● **Your instructions**:
Pull out every line with the word "JSON" from the entries below.

● **Source material**:

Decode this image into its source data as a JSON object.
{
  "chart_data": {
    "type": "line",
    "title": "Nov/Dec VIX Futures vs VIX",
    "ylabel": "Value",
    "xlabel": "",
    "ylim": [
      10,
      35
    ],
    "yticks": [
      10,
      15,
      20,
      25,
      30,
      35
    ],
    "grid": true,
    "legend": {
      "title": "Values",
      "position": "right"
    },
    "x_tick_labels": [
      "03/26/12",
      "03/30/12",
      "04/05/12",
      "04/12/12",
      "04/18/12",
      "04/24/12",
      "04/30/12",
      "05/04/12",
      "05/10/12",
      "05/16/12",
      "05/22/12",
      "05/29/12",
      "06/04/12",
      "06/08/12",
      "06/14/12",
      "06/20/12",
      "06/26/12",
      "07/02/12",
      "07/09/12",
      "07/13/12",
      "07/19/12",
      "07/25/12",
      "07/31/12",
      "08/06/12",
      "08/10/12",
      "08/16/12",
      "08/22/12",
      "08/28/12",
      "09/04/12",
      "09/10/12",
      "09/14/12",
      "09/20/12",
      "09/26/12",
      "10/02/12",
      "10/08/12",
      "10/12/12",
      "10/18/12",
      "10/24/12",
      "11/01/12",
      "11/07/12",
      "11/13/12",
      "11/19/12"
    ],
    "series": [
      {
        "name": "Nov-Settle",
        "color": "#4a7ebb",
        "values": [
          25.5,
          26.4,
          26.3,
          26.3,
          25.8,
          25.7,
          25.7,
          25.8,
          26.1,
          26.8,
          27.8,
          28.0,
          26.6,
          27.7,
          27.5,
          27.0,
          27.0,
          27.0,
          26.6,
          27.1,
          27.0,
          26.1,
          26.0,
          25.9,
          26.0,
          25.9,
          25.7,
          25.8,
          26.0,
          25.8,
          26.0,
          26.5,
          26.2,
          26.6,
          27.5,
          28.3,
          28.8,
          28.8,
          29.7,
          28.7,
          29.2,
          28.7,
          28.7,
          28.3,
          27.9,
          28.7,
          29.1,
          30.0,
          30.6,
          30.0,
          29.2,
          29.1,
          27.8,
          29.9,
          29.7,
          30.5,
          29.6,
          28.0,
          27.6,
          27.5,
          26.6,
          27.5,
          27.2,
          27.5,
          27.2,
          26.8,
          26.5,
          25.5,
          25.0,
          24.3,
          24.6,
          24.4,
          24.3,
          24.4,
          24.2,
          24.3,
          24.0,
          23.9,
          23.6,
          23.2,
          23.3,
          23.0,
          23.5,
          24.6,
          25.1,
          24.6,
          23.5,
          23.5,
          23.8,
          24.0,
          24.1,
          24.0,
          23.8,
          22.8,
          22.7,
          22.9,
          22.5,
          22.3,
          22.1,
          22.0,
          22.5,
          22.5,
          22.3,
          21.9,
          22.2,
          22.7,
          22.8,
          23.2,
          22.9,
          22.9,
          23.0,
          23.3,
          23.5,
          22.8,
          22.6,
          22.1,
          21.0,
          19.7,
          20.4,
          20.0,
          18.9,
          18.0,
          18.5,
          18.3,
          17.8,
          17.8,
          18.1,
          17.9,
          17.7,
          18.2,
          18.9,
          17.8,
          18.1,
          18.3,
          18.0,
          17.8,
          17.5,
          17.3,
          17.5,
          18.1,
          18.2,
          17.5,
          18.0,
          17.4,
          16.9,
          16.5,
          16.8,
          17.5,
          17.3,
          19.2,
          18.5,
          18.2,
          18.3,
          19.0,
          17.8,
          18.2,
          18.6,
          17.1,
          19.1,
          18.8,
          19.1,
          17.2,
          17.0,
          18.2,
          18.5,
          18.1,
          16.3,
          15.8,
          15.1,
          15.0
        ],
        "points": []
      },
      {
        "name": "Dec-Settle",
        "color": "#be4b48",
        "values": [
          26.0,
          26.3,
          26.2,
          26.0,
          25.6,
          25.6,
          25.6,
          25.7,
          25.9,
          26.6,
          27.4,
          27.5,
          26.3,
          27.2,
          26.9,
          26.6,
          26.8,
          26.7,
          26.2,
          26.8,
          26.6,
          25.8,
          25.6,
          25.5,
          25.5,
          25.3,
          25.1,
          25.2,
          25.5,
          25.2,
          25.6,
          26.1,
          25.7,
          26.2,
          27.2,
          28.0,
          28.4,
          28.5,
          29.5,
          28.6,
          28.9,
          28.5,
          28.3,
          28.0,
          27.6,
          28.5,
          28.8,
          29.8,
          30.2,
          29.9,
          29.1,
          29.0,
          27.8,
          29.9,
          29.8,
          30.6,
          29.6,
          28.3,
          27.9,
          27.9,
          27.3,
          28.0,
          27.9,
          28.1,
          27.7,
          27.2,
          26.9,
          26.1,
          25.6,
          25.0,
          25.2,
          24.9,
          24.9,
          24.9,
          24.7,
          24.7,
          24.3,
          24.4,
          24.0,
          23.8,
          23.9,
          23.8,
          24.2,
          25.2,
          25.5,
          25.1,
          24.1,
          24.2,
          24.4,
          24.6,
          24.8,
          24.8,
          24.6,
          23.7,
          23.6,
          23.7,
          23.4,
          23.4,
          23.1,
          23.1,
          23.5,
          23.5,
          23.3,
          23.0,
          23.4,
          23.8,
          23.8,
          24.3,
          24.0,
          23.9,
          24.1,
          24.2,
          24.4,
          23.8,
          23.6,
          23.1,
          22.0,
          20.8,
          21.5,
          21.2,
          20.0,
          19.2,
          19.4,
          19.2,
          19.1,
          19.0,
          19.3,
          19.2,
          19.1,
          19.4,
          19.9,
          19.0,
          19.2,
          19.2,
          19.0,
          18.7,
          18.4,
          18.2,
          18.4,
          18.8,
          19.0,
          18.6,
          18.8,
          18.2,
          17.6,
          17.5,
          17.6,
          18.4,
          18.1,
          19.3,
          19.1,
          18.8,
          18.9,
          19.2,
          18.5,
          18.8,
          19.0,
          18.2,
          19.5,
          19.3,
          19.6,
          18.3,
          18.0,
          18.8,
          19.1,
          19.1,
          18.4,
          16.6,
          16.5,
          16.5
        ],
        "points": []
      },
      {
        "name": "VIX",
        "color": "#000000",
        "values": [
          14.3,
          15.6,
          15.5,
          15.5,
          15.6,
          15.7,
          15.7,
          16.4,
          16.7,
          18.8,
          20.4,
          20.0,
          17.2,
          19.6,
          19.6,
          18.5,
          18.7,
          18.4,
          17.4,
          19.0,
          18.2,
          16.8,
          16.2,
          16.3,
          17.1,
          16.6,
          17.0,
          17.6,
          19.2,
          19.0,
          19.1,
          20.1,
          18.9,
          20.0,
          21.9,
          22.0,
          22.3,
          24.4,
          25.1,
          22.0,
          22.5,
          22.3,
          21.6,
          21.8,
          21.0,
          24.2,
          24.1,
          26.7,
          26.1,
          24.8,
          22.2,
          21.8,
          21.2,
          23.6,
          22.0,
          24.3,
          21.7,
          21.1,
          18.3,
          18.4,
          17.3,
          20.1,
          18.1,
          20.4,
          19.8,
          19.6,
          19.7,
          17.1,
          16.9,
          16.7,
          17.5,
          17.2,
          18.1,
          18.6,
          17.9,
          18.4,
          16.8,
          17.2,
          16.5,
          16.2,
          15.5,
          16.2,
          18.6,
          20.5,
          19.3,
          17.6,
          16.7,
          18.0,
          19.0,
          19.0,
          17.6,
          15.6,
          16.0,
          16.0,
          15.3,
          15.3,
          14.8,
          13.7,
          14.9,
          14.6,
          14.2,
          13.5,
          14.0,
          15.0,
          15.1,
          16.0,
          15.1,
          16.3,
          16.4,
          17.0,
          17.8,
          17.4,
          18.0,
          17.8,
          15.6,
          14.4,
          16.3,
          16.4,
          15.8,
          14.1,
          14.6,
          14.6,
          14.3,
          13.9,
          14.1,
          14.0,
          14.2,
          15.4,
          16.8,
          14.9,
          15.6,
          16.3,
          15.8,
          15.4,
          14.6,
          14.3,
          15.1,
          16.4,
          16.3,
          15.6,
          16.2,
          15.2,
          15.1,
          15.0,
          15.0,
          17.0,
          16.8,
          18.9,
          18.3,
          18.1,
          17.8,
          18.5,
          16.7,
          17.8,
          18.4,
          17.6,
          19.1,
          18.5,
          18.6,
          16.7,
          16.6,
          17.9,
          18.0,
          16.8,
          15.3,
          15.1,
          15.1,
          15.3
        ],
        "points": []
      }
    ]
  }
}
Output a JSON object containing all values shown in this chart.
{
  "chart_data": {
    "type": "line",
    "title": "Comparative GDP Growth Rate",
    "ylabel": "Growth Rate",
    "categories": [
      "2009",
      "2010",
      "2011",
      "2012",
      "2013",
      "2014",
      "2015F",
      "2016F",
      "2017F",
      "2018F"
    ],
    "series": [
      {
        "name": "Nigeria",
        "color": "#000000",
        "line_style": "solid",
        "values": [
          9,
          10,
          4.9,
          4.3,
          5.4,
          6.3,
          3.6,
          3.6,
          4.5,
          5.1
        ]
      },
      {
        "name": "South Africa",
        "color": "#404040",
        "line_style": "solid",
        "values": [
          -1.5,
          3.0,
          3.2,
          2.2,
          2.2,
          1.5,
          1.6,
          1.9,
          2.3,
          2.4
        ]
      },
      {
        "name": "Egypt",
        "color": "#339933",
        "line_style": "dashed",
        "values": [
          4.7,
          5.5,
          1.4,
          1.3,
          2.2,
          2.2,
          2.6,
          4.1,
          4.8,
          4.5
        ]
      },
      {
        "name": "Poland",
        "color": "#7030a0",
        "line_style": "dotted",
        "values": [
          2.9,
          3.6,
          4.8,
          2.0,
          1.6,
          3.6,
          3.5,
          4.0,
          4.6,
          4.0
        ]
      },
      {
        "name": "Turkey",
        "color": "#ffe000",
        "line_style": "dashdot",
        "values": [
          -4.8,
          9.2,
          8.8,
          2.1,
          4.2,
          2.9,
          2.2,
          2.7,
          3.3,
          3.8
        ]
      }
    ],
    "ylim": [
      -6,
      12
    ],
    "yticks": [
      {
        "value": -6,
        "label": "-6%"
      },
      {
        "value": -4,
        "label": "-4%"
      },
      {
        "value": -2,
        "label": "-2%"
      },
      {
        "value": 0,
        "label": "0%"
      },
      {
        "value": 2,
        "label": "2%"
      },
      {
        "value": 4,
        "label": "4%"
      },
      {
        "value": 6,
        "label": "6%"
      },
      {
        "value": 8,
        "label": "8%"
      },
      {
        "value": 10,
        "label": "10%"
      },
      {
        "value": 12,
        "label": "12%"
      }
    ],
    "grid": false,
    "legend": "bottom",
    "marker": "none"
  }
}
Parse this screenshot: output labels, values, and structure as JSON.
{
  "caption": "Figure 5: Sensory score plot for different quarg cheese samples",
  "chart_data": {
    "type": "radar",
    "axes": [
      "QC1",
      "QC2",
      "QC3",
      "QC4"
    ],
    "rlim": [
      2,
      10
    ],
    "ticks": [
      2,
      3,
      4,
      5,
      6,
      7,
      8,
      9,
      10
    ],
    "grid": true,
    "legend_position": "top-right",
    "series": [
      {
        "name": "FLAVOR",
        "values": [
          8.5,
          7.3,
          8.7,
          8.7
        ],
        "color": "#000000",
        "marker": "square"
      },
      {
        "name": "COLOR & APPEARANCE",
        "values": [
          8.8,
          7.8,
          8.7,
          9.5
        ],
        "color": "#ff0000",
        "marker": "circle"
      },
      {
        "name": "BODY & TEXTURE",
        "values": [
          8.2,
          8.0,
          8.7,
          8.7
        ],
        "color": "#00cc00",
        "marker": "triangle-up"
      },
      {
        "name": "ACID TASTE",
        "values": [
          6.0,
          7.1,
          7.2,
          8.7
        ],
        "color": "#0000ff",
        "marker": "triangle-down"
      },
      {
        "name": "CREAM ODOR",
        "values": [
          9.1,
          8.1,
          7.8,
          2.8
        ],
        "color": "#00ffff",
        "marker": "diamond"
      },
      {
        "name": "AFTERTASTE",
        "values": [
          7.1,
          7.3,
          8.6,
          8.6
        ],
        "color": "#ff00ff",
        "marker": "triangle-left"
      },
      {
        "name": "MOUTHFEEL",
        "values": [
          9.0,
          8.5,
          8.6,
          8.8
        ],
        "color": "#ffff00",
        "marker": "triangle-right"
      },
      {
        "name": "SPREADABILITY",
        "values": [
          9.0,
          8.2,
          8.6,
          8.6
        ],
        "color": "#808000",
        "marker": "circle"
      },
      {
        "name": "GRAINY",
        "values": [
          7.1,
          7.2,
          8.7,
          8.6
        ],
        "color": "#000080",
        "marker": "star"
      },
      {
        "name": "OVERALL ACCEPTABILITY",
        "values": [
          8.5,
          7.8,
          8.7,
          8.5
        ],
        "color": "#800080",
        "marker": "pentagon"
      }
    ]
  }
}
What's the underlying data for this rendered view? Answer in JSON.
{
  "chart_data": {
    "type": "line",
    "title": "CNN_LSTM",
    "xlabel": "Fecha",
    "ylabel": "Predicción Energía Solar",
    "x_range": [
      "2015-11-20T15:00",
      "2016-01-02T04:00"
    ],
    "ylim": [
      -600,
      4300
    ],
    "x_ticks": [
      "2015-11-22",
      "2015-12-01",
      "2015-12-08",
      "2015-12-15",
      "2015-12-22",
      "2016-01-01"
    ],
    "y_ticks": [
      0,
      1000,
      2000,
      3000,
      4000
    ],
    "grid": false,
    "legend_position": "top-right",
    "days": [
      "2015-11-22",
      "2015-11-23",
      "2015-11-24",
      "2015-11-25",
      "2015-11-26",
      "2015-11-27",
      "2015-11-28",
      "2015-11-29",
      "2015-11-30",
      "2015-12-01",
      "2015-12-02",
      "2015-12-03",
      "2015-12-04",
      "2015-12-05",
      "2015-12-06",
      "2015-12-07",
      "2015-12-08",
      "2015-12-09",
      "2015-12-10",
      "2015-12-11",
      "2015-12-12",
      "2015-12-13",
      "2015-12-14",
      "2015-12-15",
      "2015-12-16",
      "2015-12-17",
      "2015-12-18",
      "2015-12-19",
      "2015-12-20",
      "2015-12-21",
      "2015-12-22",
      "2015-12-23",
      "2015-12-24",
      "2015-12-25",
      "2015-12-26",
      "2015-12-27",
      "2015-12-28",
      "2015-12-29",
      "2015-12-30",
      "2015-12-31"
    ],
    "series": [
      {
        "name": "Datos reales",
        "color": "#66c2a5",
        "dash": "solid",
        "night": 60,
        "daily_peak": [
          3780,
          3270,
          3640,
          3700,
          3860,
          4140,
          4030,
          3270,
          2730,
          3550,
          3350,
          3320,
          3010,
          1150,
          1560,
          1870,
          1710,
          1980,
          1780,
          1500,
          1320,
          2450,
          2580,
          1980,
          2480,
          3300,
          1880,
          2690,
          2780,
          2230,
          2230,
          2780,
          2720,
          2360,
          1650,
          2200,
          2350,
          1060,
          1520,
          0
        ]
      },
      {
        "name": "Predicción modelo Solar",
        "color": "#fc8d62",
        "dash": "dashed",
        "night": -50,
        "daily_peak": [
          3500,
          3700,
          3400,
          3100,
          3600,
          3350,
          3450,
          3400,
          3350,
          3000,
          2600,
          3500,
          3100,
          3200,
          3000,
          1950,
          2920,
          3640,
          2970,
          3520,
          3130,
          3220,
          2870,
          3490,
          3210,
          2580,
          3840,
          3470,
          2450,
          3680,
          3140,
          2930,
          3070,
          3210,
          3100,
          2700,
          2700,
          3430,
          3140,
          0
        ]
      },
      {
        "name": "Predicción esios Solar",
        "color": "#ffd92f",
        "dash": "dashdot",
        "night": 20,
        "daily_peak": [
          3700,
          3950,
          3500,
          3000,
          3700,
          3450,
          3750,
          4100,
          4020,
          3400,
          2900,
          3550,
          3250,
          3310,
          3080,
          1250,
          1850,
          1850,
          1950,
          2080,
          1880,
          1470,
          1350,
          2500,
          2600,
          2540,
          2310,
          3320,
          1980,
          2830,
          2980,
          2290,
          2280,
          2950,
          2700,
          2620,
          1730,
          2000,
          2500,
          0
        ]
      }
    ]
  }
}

● **Result**:
Decode this image into its source data as a JSON object.
Output a JSON object containing all values shown in this chart.
Parse this screenshot: output labels, values, and structure as JSON.
What's the underlying data for this rendered view? Answer in JSON.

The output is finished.